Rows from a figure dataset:
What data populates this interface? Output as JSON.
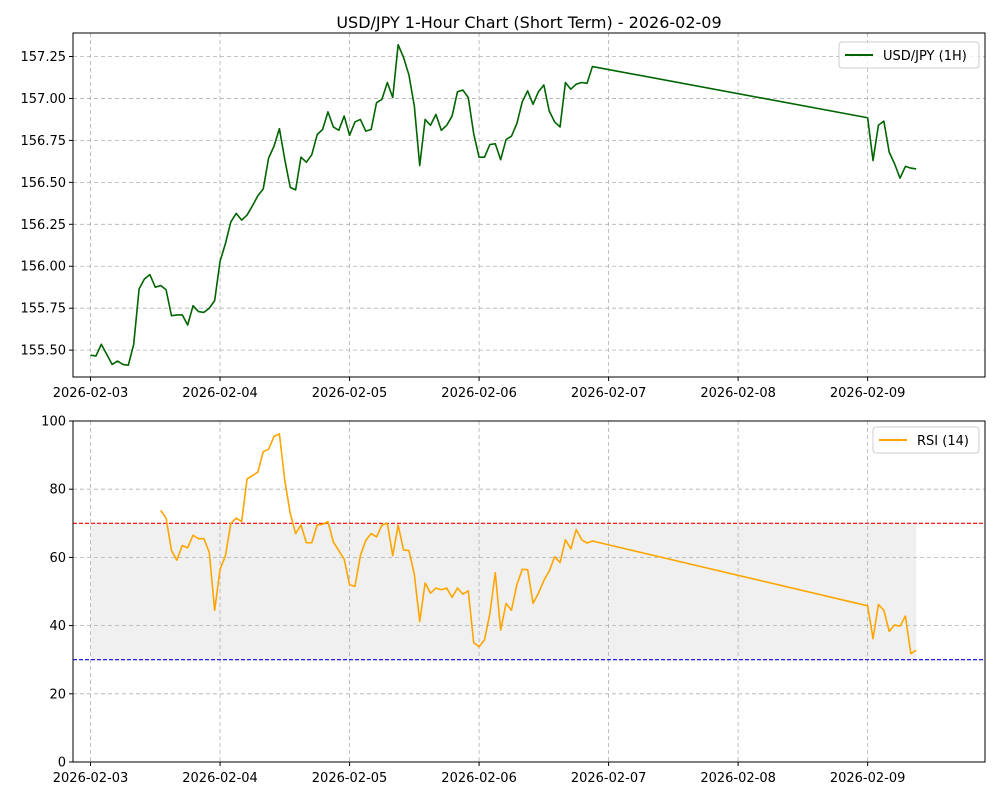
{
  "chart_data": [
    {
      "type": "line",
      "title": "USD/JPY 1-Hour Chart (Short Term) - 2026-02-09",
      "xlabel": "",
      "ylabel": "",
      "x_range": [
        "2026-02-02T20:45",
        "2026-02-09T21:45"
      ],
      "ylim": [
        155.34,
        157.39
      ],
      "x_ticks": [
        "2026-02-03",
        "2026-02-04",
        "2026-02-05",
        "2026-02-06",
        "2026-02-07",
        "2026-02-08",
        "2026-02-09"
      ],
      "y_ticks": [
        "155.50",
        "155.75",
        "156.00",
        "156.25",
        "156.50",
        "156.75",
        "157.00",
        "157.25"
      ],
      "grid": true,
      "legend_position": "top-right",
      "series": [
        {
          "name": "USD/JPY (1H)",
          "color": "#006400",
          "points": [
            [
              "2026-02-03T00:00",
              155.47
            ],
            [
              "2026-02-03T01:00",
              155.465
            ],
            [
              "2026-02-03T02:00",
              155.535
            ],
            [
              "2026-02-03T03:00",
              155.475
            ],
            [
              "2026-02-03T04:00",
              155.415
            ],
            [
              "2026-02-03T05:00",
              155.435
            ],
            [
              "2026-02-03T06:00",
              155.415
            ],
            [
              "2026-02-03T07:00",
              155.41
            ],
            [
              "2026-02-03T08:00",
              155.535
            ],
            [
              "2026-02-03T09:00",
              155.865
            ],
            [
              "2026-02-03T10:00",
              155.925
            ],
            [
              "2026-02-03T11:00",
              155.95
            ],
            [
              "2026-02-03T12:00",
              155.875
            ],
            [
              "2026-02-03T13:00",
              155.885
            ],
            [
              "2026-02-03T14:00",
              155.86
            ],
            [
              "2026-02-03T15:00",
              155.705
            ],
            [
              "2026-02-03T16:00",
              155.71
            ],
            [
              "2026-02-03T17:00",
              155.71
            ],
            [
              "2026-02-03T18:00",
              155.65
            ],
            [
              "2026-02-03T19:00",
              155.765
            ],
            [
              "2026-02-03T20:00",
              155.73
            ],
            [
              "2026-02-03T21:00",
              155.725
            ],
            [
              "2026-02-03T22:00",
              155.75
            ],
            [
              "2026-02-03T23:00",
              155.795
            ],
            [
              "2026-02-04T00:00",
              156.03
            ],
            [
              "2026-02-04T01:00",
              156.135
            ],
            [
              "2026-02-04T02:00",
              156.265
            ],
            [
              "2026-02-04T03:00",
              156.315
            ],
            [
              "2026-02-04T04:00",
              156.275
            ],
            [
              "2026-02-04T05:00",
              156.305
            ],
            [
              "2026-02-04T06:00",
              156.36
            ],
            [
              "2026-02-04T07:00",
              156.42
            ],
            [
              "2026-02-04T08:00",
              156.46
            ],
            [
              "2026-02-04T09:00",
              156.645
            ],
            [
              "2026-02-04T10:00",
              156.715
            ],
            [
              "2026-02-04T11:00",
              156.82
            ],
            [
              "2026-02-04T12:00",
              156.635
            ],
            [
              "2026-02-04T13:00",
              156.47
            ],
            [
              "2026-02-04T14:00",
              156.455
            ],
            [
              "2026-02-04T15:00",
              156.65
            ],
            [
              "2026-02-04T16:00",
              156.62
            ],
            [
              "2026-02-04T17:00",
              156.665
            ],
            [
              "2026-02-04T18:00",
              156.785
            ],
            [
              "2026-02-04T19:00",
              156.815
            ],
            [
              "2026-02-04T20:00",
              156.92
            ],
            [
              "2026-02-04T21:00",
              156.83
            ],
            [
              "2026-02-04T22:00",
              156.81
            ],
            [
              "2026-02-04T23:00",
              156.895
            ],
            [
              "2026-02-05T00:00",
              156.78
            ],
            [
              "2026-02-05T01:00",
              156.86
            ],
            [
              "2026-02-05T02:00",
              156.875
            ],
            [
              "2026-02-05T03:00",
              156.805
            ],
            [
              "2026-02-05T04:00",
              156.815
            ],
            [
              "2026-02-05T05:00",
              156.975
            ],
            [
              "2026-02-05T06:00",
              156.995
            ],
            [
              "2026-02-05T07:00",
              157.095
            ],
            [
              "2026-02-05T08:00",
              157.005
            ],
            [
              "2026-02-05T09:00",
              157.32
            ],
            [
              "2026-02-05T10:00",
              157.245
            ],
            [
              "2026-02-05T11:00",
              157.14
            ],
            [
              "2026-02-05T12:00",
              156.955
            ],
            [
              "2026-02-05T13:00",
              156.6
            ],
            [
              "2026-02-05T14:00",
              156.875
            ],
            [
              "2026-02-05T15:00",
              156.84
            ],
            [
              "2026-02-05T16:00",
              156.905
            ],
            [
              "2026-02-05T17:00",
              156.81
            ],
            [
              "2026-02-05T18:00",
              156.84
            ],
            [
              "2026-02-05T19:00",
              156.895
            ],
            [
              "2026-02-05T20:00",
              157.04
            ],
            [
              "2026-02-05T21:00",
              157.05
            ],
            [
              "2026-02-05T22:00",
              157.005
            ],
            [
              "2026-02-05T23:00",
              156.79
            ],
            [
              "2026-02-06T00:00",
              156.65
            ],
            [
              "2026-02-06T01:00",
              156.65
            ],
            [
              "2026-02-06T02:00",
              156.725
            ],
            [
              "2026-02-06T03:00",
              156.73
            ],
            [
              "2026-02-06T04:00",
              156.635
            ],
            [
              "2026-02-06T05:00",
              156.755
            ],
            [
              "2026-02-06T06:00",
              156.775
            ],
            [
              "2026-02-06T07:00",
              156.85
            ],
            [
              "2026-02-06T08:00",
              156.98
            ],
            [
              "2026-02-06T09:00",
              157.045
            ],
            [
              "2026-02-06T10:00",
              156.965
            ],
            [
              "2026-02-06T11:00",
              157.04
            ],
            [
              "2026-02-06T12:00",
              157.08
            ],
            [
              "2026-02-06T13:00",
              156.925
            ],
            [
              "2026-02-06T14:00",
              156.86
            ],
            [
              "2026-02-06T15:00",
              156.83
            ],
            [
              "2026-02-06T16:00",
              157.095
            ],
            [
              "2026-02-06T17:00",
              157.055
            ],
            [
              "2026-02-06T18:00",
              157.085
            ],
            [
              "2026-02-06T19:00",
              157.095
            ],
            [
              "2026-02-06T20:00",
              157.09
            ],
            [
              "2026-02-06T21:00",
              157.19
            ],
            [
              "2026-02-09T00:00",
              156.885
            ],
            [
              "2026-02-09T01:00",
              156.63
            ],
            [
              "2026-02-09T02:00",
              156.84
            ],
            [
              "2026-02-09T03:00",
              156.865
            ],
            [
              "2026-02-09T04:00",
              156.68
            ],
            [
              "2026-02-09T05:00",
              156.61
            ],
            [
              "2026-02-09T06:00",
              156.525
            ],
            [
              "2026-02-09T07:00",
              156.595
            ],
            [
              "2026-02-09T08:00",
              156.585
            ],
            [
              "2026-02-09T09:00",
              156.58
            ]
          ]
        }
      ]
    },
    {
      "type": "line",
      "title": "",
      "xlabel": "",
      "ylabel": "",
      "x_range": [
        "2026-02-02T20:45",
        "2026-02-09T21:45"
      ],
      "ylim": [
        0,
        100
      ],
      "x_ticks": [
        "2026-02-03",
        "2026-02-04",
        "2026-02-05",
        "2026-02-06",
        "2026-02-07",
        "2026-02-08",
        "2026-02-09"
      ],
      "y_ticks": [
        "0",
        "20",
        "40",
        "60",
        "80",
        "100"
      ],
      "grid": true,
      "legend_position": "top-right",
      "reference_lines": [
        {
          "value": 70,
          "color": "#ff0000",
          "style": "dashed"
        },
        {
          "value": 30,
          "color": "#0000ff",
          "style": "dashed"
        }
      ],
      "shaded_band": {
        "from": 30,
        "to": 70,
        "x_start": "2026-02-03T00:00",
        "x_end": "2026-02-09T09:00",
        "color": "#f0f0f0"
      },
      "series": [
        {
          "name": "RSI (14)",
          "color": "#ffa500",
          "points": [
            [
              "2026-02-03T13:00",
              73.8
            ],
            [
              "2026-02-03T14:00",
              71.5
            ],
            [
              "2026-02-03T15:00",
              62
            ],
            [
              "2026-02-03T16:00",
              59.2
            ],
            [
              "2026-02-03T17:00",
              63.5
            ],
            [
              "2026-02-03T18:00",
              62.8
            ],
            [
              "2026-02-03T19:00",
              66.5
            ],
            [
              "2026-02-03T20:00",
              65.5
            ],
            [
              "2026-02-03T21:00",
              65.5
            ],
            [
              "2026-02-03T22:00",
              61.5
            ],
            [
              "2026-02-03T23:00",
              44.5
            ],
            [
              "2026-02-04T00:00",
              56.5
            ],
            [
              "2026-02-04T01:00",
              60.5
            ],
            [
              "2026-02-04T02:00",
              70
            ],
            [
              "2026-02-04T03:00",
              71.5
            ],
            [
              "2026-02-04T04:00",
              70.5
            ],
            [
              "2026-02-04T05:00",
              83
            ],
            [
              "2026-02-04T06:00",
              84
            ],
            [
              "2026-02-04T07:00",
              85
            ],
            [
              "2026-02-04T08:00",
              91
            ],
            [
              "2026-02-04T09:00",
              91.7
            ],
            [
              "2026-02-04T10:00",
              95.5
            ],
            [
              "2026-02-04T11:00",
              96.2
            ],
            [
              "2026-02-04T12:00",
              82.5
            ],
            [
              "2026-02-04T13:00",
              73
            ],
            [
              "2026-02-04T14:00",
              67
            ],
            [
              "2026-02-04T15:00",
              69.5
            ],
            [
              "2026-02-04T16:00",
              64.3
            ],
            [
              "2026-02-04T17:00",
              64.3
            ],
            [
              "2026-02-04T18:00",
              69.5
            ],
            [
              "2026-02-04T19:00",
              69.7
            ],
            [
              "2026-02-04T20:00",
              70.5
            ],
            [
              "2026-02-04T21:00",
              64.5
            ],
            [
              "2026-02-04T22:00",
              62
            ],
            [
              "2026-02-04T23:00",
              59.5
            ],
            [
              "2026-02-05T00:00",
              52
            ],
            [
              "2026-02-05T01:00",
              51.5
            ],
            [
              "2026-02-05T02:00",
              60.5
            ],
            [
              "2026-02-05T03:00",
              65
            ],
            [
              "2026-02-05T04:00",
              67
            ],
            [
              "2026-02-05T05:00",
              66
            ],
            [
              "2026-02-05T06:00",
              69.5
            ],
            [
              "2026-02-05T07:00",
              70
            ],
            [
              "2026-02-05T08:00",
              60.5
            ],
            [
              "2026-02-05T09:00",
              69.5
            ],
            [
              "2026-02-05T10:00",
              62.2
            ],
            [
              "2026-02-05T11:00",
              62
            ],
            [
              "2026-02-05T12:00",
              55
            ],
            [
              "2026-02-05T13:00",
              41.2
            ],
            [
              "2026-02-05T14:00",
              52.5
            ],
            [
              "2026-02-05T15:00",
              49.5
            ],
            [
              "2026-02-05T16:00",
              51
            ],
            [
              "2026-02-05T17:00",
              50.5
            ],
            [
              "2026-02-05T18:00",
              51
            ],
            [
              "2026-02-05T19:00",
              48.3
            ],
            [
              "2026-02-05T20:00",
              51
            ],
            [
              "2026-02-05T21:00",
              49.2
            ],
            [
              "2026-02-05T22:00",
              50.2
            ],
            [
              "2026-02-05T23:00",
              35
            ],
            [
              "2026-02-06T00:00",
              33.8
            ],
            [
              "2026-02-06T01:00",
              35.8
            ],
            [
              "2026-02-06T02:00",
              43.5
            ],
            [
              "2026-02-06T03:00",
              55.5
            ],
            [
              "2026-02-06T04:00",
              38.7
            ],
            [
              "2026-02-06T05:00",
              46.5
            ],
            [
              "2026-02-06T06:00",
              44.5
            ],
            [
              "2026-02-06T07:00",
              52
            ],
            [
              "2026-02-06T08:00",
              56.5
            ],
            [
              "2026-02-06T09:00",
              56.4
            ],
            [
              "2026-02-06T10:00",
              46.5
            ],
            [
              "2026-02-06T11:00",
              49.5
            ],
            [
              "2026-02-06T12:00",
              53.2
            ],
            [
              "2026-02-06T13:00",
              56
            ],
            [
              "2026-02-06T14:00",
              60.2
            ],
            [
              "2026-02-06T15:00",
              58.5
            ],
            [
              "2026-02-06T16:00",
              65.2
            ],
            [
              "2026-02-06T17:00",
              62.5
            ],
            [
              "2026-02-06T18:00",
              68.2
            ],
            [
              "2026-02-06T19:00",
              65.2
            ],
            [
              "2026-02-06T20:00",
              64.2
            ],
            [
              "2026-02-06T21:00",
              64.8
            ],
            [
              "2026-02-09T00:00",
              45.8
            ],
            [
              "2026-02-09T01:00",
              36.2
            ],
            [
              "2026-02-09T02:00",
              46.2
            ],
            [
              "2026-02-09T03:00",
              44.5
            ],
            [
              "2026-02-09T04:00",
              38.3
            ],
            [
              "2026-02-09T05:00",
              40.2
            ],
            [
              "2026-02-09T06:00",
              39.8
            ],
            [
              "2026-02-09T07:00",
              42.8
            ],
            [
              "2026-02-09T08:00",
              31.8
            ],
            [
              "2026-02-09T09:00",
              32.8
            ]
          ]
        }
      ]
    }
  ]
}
...
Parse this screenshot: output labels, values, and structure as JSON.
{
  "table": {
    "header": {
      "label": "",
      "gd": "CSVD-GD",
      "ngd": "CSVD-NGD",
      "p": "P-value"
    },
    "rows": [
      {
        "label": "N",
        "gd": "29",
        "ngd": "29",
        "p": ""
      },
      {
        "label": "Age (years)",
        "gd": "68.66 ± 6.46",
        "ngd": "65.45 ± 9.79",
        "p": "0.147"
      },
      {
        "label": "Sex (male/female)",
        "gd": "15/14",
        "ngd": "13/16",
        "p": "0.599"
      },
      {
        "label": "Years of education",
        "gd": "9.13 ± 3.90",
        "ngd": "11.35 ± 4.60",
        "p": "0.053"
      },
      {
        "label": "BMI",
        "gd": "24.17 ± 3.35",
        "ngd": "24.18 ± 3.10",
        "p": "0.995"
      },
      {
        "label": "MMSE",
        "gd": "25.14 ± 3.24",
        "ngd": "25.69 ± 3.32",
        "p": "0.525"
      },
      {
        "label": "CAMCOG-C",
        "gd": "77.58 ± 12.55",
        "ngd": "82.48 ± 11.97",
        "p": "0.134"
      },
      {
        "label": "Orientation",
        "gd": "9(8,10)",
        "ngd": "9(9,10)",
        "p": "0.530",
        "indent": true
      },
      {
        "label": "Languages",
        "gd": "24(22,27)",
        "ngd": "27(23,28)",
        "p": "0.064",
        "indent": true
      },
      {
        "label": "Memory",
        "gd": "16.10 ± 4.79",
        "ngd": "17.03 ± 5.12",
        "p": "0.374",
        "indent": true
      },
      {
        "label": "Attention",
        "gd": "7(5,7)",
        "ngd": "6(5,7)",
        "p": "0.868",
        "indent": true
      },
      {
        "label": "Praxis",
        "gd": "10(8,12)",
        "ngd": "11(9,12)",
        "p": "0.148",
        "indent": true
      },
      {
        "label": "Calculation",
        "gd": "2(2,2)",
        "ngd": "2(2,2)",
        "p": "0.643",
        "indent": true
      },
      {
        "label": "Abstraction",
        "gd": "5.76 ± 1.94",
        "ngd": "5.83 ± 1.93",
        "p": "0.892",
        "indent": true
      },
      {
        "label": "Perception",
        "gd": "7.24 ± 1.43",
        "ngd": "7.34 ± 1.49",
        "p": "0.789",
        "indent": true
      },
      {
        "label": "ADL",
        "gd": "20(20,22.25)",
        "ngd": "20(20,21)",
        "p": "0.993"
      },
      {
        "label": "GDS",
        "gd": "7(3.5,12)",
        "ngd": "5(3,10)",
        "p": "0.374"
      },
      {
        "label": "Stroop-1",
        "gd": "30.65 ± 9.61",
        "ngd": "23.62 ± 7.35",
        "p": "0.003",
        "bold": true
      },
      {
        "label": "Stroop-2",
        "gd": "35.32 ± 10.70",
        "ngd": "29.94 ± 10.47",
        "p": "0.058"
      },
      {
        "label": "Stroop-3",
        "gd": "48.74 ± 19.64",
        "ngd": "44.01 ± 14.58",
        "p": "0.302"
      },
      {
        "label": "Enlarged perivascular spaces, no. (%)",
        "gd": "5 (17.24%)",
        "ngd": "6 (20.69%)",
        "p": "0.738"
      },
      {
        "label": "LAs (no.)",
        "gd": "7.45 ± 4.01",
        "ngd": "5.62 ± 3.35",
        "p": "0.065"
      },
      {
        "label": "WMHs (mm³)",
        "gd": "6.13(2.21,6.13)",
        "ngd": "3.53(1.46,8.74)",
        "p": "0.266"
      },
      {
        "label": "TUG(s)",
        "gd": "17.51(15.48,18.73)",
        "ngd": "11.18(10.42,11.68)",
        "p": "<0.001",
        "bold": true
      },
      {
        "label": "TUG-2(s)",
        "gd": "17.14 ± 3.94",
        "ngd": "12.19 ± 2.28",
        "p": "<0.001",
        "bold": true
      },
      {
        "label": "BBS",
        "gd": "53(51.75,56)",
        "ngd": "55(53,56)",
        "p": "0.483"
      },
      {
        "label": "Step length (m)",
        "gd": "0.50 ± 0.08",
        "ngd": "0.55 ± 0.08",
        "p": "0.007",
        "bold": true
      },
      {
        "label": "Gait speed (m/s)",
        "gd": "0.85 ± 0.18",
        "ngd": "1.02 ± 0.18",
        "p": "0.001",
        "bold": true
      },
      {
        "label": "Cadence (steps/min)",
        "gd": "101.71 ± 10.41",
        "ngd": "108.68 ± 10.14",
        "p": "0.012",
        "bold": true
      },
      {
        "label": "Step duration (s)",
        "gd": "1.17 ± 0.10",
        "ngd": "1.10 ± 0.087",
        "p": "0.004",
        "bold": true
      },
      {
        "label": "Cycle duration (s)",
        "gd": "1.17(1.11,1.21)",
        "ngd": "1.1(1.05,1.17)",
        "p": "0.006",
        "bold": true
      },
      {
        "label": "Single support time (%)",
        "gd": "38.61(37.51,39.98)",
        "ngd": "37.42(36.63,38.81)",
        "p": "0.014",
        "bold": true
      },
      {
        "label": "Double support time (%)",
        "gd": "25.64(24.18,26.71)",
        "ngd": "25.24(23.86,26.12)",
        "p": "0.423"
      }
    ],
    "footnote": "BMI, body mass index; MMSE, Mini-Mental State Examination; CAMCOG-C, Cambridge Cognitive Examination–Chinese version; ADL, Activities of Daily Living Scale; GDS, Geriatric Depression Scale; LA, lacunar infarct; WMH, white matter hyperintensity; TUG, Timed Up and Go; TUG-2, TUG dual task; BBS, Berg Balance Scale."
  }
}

- _EXERCISE TASK_
Scan the listing above. Gather each line that contains the word "support".

- _REPLY TO THE TASK_
        "label": "Single support time (%)",
        "label": "Double support time (%)",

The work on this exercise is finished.